Dataset rows about figures =
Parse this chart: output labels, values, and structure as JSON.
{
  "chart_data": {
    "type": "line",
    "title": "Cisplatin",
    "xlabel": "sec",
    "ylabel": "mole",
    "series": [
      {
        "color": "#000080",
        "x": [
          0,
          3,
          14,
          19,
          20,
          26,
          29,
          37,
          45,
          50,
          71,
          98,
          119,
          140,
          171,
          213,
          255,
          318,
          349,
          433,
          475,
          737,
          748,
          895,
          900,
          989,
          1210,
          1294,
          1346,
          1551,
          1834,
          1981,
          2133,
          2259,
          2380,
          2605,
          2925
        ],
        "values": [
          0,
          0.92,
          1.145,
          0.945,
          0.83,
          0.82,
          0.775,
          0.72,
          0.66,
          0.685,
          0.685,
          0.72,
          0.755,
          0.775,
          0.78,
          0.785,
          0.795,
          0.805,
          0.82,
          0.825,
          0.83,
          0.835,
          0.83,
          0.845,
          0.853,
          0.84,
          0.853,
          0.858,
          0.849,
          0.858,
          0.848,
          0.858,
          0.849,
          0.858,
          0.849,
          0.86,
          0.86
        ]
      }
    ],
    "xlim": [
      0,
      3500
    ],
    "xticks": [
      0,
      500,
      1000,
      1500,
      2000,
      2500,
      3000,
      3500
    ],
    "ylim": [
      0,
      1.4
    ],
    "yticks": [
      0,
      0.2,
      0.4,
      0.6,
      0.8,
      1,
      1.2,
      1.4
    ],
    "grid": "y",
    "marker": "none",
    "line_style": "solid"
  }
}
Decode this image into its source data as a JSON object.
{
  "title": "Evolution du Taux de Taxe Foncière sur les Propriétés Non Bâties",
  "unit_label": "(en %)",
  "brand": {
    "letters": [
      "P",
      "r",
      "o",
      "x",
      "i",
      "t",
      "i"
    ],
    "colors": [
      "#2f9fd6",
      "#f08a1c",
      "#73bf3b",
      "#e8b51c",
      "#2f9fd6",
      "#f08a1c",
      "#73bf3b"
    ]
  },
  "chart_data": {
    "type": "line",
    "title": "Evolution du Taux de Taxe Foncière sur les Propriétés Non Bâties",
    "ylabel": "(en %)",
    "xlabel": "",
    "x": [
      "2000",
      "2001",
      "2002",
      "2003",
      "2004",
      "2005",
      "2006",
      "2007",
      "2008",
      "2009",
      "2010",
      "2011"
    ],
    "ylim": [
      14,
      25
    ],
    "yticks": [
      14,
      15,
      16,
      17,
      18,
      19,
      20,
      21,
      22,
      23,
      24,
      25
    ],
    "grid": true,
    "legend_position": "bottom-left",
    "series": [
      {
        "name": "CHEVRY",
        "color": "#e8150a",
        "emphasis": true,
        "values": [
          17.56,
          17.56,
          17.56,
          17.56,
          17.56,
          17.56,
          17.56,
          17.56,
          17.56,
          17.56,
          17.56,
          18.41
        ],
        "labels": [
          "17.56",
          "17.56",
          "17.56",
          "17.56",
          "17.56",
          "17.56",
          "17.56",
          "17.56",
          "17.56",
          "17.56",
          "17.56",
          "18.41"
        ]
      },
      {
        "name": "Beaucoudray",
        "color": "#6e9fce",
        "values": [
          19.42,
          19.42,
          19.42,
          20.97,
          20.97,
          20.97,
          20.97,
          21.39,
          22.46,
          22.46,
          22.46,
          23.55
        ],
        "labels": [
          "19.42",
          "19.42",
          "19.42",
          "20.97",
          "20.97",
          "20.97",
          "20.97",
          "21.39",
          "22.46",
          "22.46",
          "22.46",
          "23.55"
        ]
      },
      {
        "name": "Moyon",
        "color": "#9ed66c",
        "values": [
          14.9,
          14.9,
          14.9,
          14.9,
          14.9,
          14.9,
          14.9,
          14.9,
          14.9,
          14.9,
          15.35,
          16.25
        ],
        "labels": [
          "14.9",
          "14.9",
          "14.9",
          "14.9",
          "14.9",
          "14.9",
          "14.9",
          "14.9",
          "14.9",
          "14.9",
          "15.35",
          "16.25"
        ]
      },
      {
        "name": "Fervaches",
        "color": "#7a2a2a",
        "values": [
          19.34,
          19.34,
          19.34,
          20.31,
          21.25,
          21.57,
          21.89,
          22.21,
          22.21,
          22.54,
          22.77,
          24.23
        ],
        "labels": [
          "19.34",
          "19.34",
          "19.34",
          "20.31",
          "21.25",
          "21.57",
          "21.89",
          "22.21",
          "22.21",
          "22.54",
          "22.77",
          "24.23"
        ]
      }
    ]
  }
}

Exercise task = Show each line in the entries that holds the string "Bâties".

Written answer =
  "title": "Evolution du Taux de Taxe Foncière sur les Propriétés Non Bâties",
    "title": "Evolution du Taux de Taxe Foncière sur les Propriétés Non Bâties",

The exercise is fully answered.